**What the task asks**
Your reply should be a single number: how many lines contain the string "this".

**Data supplied**
....................
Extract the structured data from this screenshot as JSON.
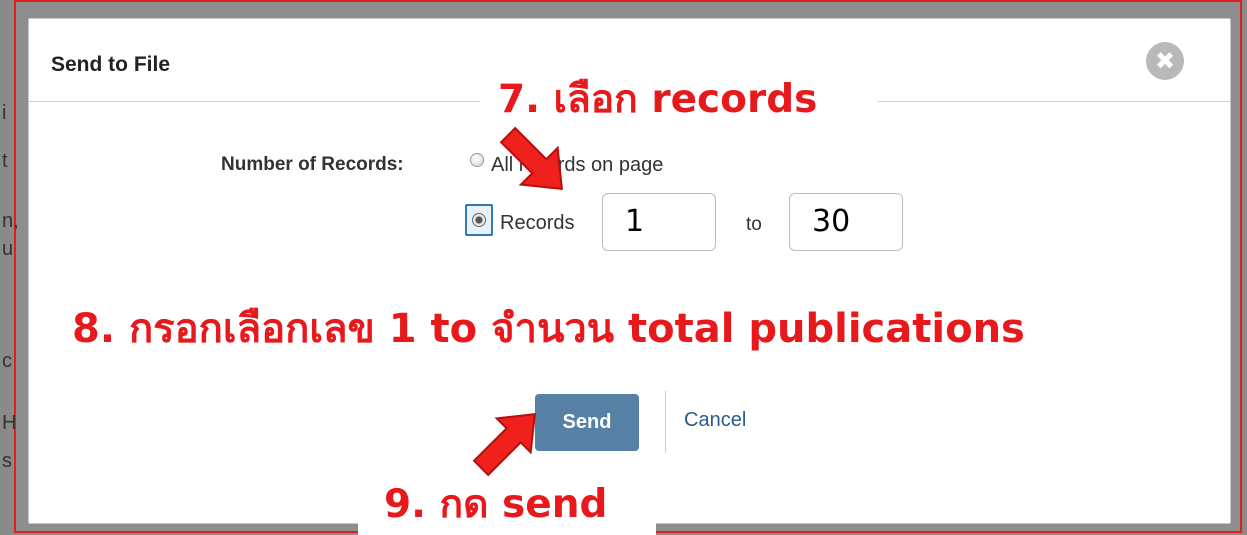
{
  "background": {
    "left_edge_letters": [
      "i",
      "t",
      "n,",
      "u",
      "c",
      "H",
      "s"
    ]
  },
  "dialog": {
    "title": "Send to File",
    "close_icon": "close-circle-x",
    "close_glyph": "✖",
    "number_of_records_label": "Number of Records:",
    "option_all_records_on_page": "All records on page",
    "option_records": "Records",
    "option_records_selected": true,
    "records_from": "1",
    "records_to_label": "to",
    "records_to": "30",
    "send_button": "Send",
    "cancel_link": "Cancel"
  },
  "annotations": {
    "step7": "7. เลือก records",
    "step8": "8. กรอกเลือกเลข 1 to จำนวน total publications",
    "step9": "9. กด send",
    "color": "#e8191c",
    "arrow_icon": "red-pointer-arrow"
  },
  "colors": {
    "accent_red": "#e0201e",
    "send_button": "#5681a5",
    "link": "#2a5d8a"
  }
}
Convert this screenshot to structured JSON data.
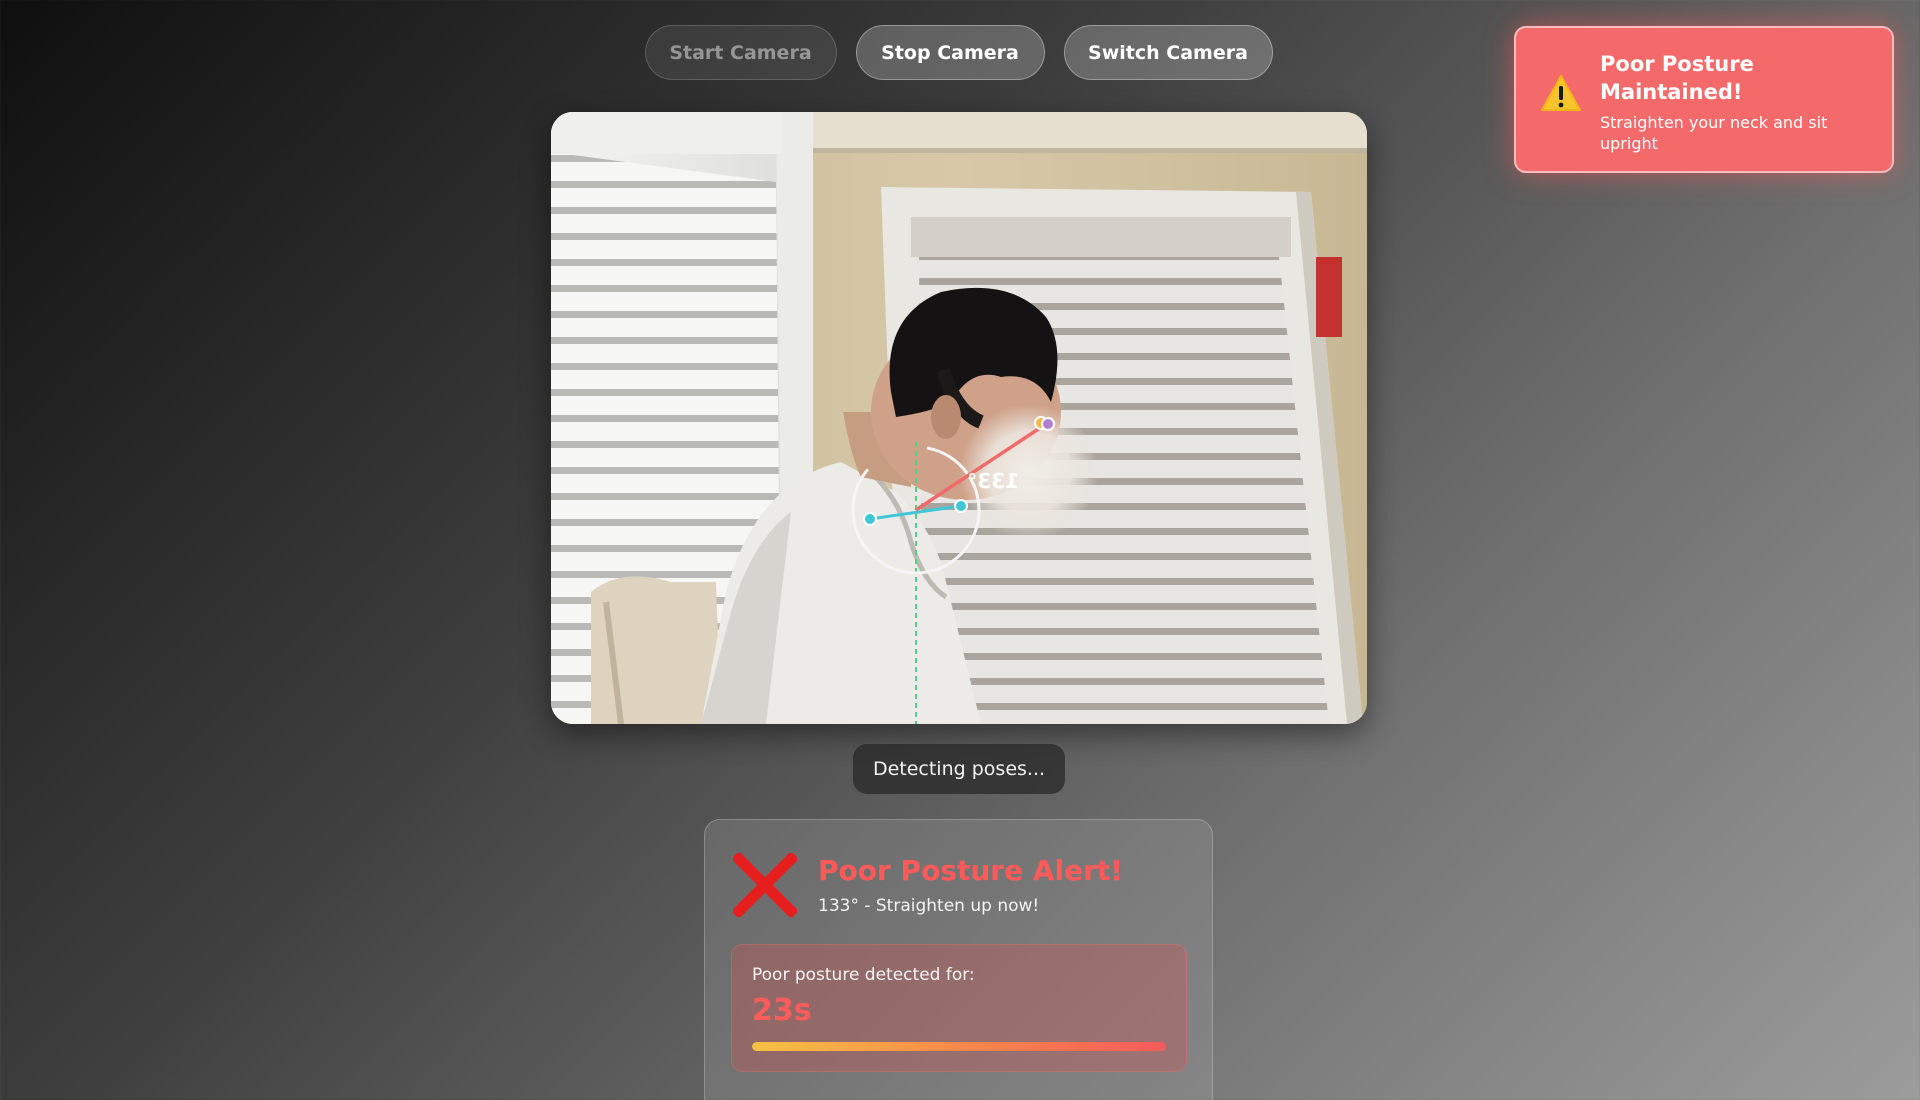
{
  "controls": {
    "start_label": "Start Camera",
    "stop_label": "Stop Camera",
    "switch_label": "Switch Camera"
  },
  "camera": {
    "angle_label": "133°"
  },
  "status": {
    "text": "Detecting poses..."
  },
  "alert": {
    "icon": "x-icon",
    "title": "Poor Posture Alert!",
    "subtitle": "133° - Straighten up now!",
    "timer_label": "Poor posture detected for:",
    "timer_value": "23s",
    "timer_progress": 1.0,
    "title_color": "#ff5a5a"
  },
  "toast": {
    "icon": "warning-icon",
    "title": "Poor Posture Maintained!",
    "message": "Straighten your neck and sit upright",
    "background": "#f46a6a"
  }
}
....................
**Worked answer**
2